**READING PASSAGE**
John Nicholaas Rep (born 25 November 1951) is a Dutch former professional footballer who played as a right winger. He holds the all-time record for FIFA World Cup goals for the Netherlands with 7.

Playing career 
Rep played as a right-footed striker in the Dutch World Cup teams of 1974 (West Germany) and 1978 (Argentina). He scored the winning goal for Ajax Amsterdam against Juventus in the 1973 European Cup Final in Belgrade and also helped SC Bastia reach the finals of the 1978 UEFA Cup.

After his time in Bastia, Rep joined AS Saint-Étienne and was part of a side that included Michel Platini.

Honours 
Ajax
 Eredivisie: 1971–72, 1972–73
 European Cup: 1971–72, 1972–73
 European Super Cup: 1972, 1973
 Intercontinental Cup: 1972

Bastia
 UEFA Cup runner-up: 1978

Saint-Étienne
 French League Championship: 1980–81

Netherlands
 FIFA World Cup runner-up: 1974, 1978
 UEFA European Championship third place: 1976

Individual
 French Division 1 Foreign Player of the Year: 1977–78

Trivia 
Rep is included in the "Classic Netherlands" team in the football video game Pro Evolution Soccer 6 under the name of "Rak".

Layout annotation data:
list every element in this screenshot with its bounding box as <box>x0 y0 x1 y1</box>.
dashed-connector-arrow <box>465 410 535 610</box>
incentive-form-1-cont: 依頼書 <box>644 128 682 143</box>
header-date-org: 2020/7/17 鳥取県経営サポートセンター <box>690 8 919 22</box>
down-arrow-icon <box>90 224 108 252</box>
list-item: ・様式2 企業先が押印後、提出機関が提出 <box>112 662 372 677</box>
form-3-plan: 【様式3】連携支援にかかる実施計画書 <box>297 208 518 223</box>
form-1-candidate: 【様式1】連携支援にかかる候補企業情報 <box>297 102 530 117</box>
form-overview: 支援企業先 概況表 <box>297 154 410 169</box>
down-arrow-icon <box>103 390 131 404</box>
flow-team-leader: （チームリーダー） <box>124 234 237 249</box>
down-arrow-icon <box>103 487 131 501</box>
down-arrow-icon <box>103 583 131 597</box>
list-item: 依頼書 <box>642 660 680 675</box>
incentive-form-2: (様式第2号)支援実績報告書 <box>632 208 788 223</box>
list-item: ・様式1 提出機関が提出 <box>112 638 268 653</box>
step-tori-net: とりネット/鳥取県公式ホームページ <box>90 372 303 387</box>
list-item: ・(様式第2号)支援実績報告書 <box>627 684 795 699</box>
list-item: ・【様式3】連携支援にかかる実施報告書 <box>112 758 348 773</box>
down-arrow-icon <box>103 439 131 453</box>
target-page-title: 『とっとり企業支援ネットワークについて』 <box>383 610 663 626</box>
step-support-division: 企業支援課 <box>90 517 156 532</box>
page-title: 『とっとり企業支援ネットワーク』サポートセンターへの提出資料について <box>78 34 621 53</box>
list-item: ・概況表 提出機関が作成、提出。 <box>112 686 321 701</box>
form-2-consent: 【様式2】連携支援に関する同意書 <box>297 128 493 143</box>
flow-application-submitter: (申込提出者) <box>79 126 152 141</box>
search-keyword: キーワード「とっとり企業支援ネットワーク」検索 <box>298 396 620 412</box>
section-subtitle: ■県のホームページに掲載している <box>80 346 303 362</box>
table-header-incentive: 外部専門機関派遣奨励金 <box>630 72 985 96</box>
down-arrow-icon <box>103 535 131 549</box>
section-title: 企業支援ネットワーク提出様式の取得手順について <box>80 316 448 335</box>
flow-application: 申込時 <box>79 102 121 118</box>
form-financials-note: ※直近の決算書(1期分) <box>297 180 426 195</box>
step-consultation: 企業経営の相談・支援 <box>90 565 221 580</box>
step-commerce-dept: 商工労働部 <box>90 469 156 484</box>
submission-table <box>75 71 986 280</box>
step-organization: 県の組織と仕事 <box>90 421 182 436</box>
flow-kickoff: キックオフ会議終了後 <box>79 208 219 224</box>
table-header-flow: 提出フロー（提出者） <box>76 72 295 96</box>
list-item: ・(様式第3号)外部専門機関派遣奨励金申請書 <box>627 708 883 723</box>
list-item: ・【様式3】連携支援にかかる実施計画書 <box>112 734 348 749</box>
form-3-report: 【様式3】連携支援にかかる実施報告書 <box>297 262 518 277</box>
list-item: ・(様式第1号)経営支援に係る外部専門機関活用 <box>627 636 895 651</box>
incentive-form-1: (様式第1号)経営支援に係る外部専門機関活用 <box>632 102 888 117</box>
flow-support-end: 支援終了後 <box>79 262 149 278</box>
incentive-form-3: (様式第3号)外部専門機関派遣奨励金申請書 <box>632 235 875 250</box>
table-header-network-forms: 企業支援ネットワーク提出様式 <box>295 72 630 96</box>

**EXERCISE**
Copy the footballer profile between "Playing career" and "included Michel Platini.", inclusive, replacing "striker" with "forward".

**EXERCISE RESULT**
Playing career 
Rep played as a right-footed forward in the Dutch World Cup teams of 1974 (West Germany) and 1978 (Argentina). He scored the winning goal for Ajax Amsterdam against Juventus in the 1973 European Cup Final in Belgrade and also helped SC Bastia reach the finals of the 1978 UEFA Cup.

After his time in Bastia, Rep joined AS Saint-Étienne and was part of a side that included Michel Platini.